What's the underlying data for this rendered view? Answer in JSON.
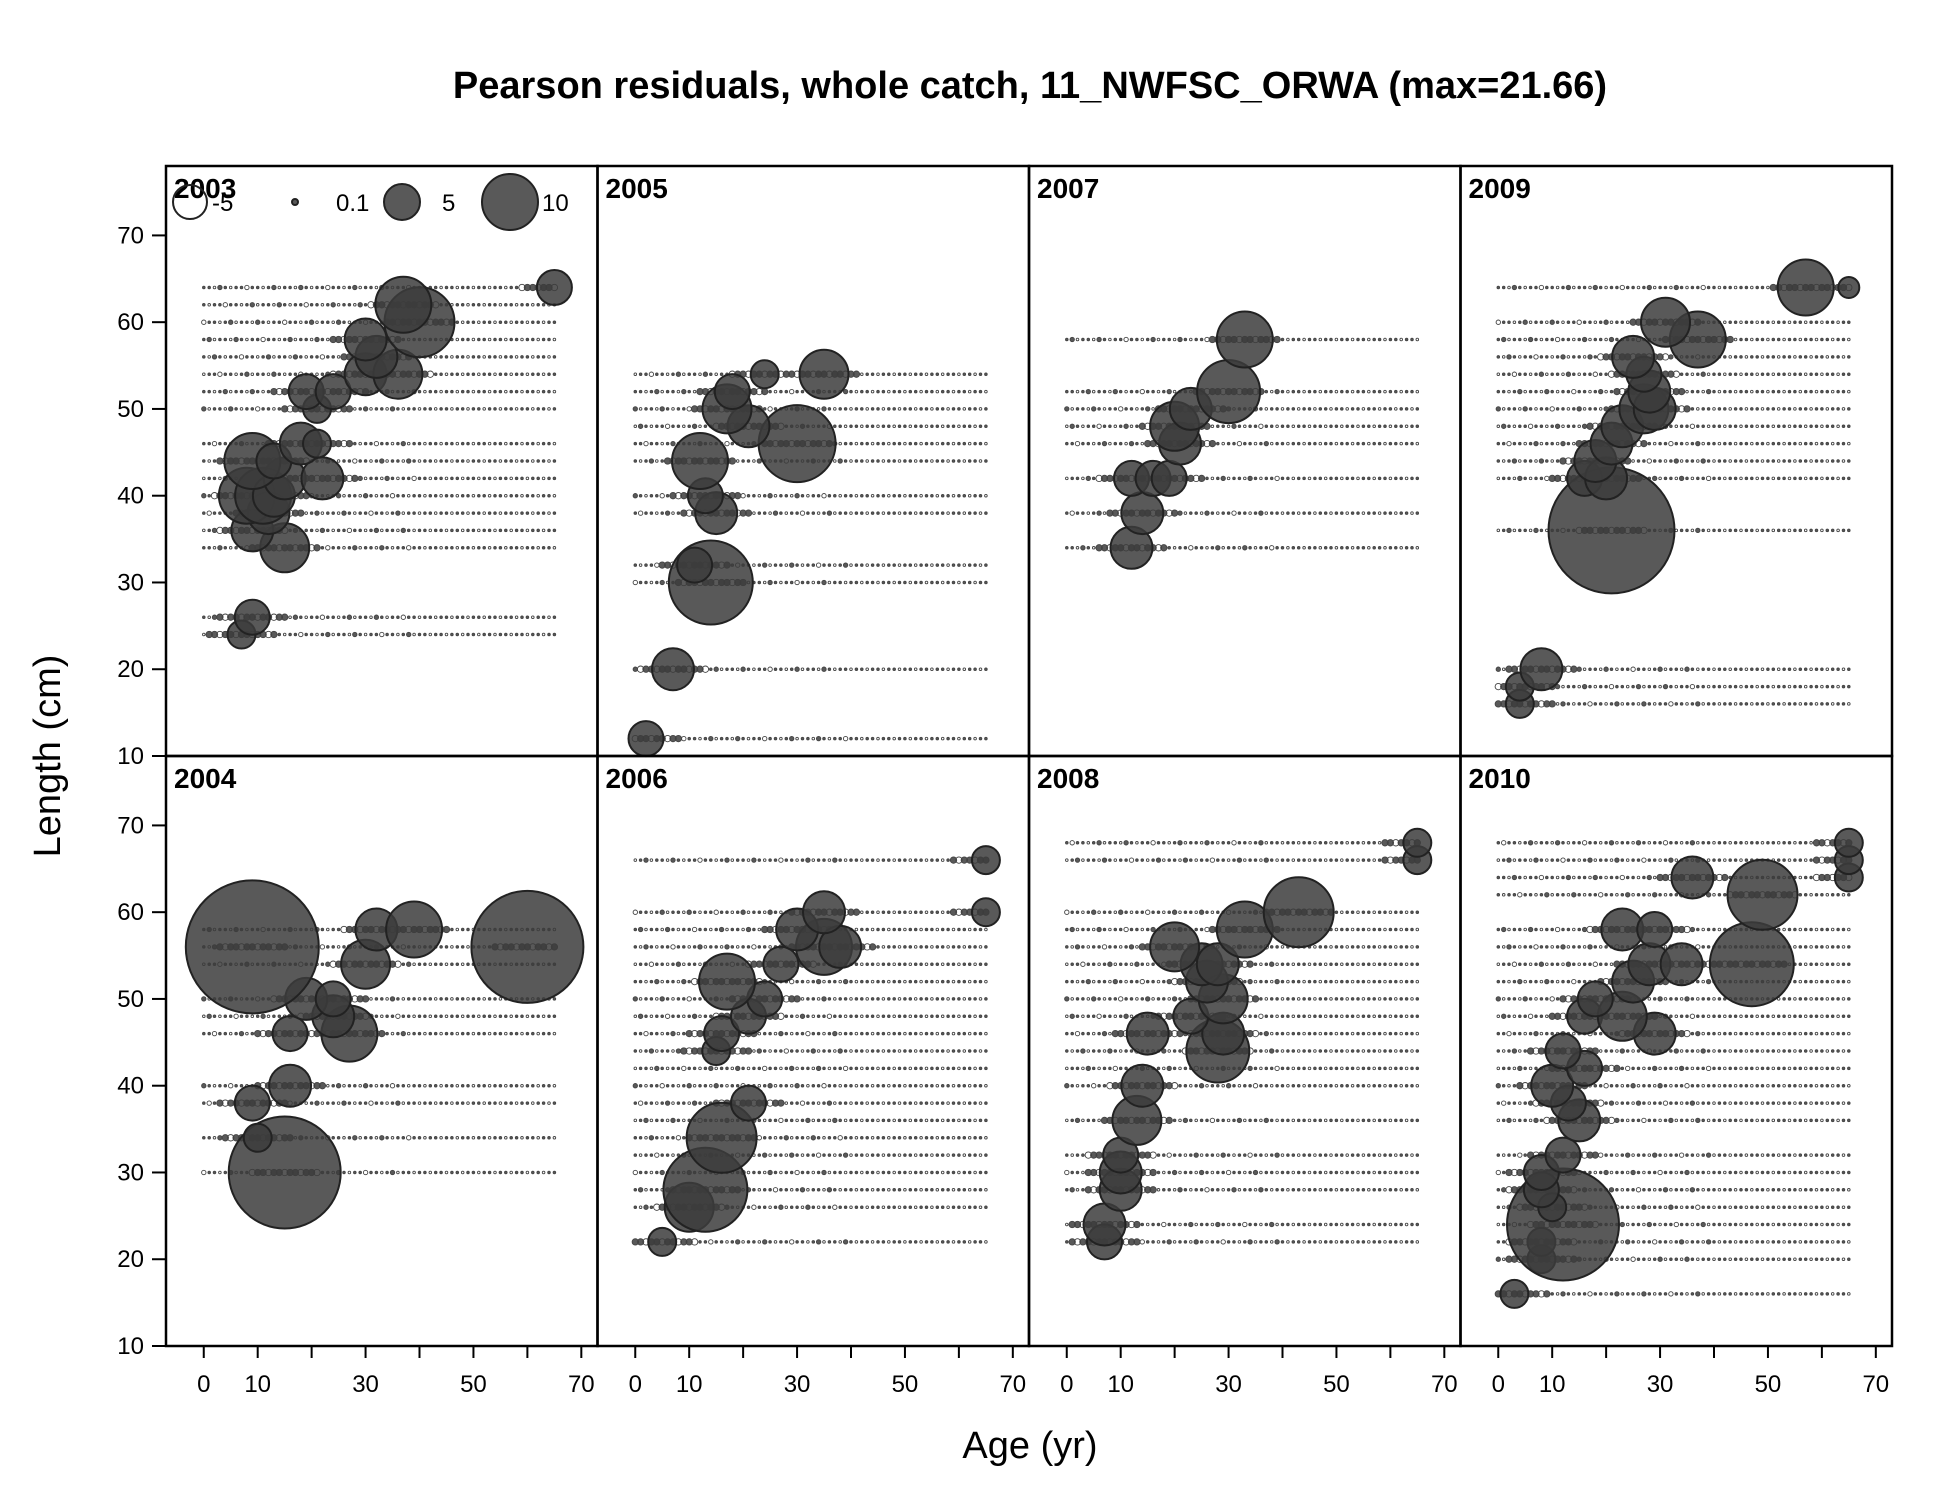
{
  "chart_data": {
    "type": "scatter",
    "title": "Pearson residuals, whole catch, 11_NWFSC_ORWA (max=21.66)",
    "xlabel": "Age (yr)",
    "ylabel": "Length (cm)",
    "xlim": [
      -7,
      73
    ],
    "ylim": [
      10,
      78
    ],
    "x_ticks": [
      0,
      10,
      30,
      50,
      70
    ],
    "x_ticks_minor": [
      0,
      10,
      20,
      30,
      40,
      50,
      60,
      70
    ],
    "y_ticks": [
      10,
      20,
      30,
      40,
      50,
      60,
      70
    ],
    "grid": false,
    "legend": {
      "placement": "top-left",
      "entries": [
        {
          "label": "-5",
          "value": -5,
          "filled": false
        },
        {
          "label": "0.1",
          "value": 0.1,
          "filled": true
        },
        {
          "label": "5",
          "value": 5,
          "filled": true
        },
        {
          "label": "10",
          "value": 10,
          "filled": true
        }
      ]
    },
    "colors": {
      "fill": "#3c3c3c",
      "stroke": "#222222",
      "open_stroke": "#444444"
    },
    "panels": [
      {
        "year": "2003",
        "lengths": [
          24,
          26,
          34,
          36,
          38,
          40,
          42,
          44,
          46,
          50,
          52,
          54,
          56,
          58,
          60,
          62,
          64
        ],
        "big": [
          [
            7,
            24,
            2
          ],
          [
            9,
            26,
            2.5
          ],
          [
            15,
            34,
            3.5
          ],
          [
            9,
            36,
            3
          ],
          [
            12,
            38,
            3
          ],
          [
            8,
            40,
            4
          ],
          [
            11,
            40,
            4
          ],
          [
            13,
            40,
            3
          ],
          [
            15,
            42,
            3
          ],
          [
            22,
            42,
            3
          ],
          [
            9,
            44,
            4
          ],
          [
            13,
            44,
            2.5
          ],
          [
            18,
            46,
            3
          ],
          [
            21,
            46,
            2
          ],
          [
            21,
            50,
            2
          ],
          [
            19,
            52,
            2.5
          ],
          [
            24,
            52,
            2.5
          ],
          [
            30,
            54,
            3
          ],
          [
            36,
            54,
            3.5
          ],
          [
            32,
            56,
            3
          ],
          [
            30,
            58,
            3
          ],
          [
            40,
            60,
            5
          ],
          [
            37,
            62,
            4
          ],
          [
            65,
            64,
            2.5
          ]
        ]
      },
      {
        "year": "2004",
        "lengths": [
          30,
          34,
          38,
          40,
          46,
          48,
          50,
          54,
          56,
          58
        ],
        "big": [
          [
            15,
            30,
            8
          ],
          [
            10,
            34,
            2
          ],
          [
            9,
            38,
            2.5
          ],
          [
            16,
            40,
            3
          ],
          [
            16,
            46,
            2.5
          ],
          [
            27,
            46,
            4
          ],
          [
            24,
            48,
            3
          ],
          [
            19,
            50,
            3
          ],
          [
            24,
            50,
            2.5
          ],
          [
            30,
            54,
            3.5
          ],
          [
            9,
            56,
            9.5
          ],
          [
            60,
            56,
            8
          ],
          [
            32,
            58,
            3
          ],
          [
            39,
            58,
            4
          ]
        ]
      },
      {
        "year": "2005",
        "lengths": [
          12,
          20,
          30,
          32,
          38,
          40,
          44,
          46,
          48,
          50,
          52,
          54
        ],
        "big": [
          [
            2,
            12,
            2.5
          ],
          [
            7,
            20,
            3
          ],
          [
            14,
            30,
            6
          ],
          [
            11,
            32,
            2.5
          ],
          [
            15,
            38,
            3
          ],
          [
            13,
            40,
            2.5
          ],
          [
            12,
            44,
            4
          ],
          [
            30,
            46,
            5.5
          ],
          [
            21,
            48,
            3
          ],
          [
            17,
            50,
            3.5
          ],
          [
            18,
            52,
            2.5
          ],
          [
            24,
            54,
            2
          ],
          [
            35,
            54,
            3.5
          ]
        ]
      },
      {
        "year": "2006",
        "lengths": [
          22,
          26,
          28,
          30,
          32,
          34,
          36,
          38,
          40,
          42,
          44,
          46,
          48,
          50,
          52,
          54,
          56,
          58,
          60,
          66
        ],
        "big": [
          [
            5,
            22,
            2
          ],
          [
            10,
            26,
            3.5
          ],
          [
            13,
            28,
            6
          ],
          [
            16,
            34,
            5
          ],
          [
            21,
            38,
            2.5
          ],
          [
            15,
            44,
            2
          ],
          [
            16,
            46,
            2.5
          ],
          [
            21,
            48,
            2.5
          ],
          [
            24,
            50,
            2.5
          ],
          [
            17,
            52,
            4
          ],
          [
            27,
            54,
            2.5
          ],
          [
            35,
            56,
            4
          ],
          [
            38,
            56,
            3
          ],
          [
            30,
            58,
            3
          ],
          [
            35,
            60,
            3
          ],
          [
            65,
            60,
            2
          ],
          [
            65,
            66,
            2
          ]
        ]
      },
      {
        "year": "2007",
        "lengths": [
          34,
          38,
          42,
          46,
          48,
          50,
          52,
          58
        ],
        "big": [
          [
            12,
            34,
            3
          ],
          [
            14,
            38,
            3
          ],
          [
            12,
            42,
            2.5
          ],
          [
            16,
            42,
            2.5
          ],
          [
            19,
            42,
            2.5
          ],
          [
            21,
            46,
            3
          ],
          [
            20,
            48,
            3.5
          ],
          [
            23,
            50,
            3
          ],
          [
            30,
            52,
            4.5
          ],
          [
            33,
            58,
            4
          ]
        ]
      },
      {
        "year": "2008",
        "lengths": [
          22,
          24,
          28,
          30,
          32,
          36,
          40,
          42,
          44,
          46,
          48,
          50,
          52,
          54,
          56,
          58,
          60,
          66,
          68
        ],
        "big": [
          [
            7,
            22,
            2.5
          ],
          [
            7,
            24,
            3
          ],
          [
            10,
            28,
            3
          ],
          [
            10,
            30,
            3
          ],
          [
            10,
            32,
            2.5
          ],
          [
            13,
            36,
            3.5
          ],
          [
            14,
            40,
            3
          ],
          [
            28,
            44,
            4.5
          ],
          [
            15,
            46,
            3
          ],
          [
            29,
            46,
            3
          ],
          [
            23,
            48,
            2.5
          ],
          [
            29,
            50,
            3.5
          ],
          [
            26,
            52,
            3
          ],
          [
            25,
            54,
            3
          ],
          [
            28,
            54,
            3
          ],
          [
            20,
            56,
            3.5
          ],
          [
            33,
            58,
            4
          ],
          [
            43,
            60,
            5
          ],
          [
            65,
            66,
            2
          ],
          [
            65,
            68,
            2
          ]
        ]
      },
      {
        "year": "2009",
        "lengths": [
          16,
          18,
          20,
          36,
          42,
          44,
          46,
          48,
          50,
          52,
          54,
          56,
          58,
          60,
          64
        ],
        "big": [
          [
            4,
            16,
            2
          ],
          [
            4,
            18,
            2
          ],
          [
            8,
            20,
            3
          ],
          [
            21,
            36,
            9
          ],
          [
            16,
            42,
            2.5
          ],
          [
            20,
            42,
            3
          ],
          [
            18,
            44,
            3
          ],
          [
            21,
            46,
            3
          ],
          [
            23,
            48,
            3
          ],
          [
            27,
            50,
            3.5
          ],
          [
            29,
            50,
            3
          ],
          [
            28,
            52,
            3
          ],
          [
            27,
            54,
            2.5
          ],
          [
            25,
            56,
            3
          ],
          [
            37,
            58,
            4
          ],
          [
            31,
            60,
            3.5
          ],
          [
            57,
            64,
            4
          ],
          [
            65,
            64,
            1.5
          ]
        ]
      },
      {
        "year": "2010",
        "lengths": [
          16,
          20,
          22,
          24,
          26,
          28,
          30,
          32,
          36,
          38,
          40,
          42,
          44,
          46,
          48,
          50,
          52,
          54,
          56,
          58,
          62,
          64,
          66,
          68
        ],
        "big": [
          [
            3,
            16,
            2
          ],
          [
            8,
            20,
            2
          ],
          [
            8,
            22,
            2
          ],
          [
            12,
            24,
            8
          ],
          [
            10,
            26,
            2
          ],
          [
            8,
            28,
            2.5
          ],
          [
            8,
            30,
            2.5
          ],
          [
            12,
            32,
            2.5
          ],
          [
            15,
            36,
            3
          ],
          [
            13,
            38,
            2.5
          ],
          [
            10,
            40,
            3
          ],
          [
            16,
            42,
            2.5
          ],
          [
            12,
            44,
            2.5
          ],
          [
            29,
            46,
            3
          ],
          [
            16,
            48,
            2.5
          ],
          [
            23,
            48,
            3.5
          ],
          [
            18,
            50,
            2.5
          ],
          [
            25,
            52,
            3
          ],
          [
            28,
            54,
            3
          ],
          [
            34,
            54,
            3
          ],
          [
            47,
            54,
            6
          ],
          [
            23,
            58,
            3
          ],
          [
            29,
            58,
            2.5
          ],
          [
            49,
            62,
            5
          ],
          [
            36,
            64,
            3
          ],
          [
            65,
            64,
            2
          ],
          [
            65,
            66,
            2
          ],
          [
            65,
            68,
            2
          ]
        ]
      }
    ]
  }
}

Problem to solve: Give only the number of lines in the data that include the string "year".

Correct answer: 8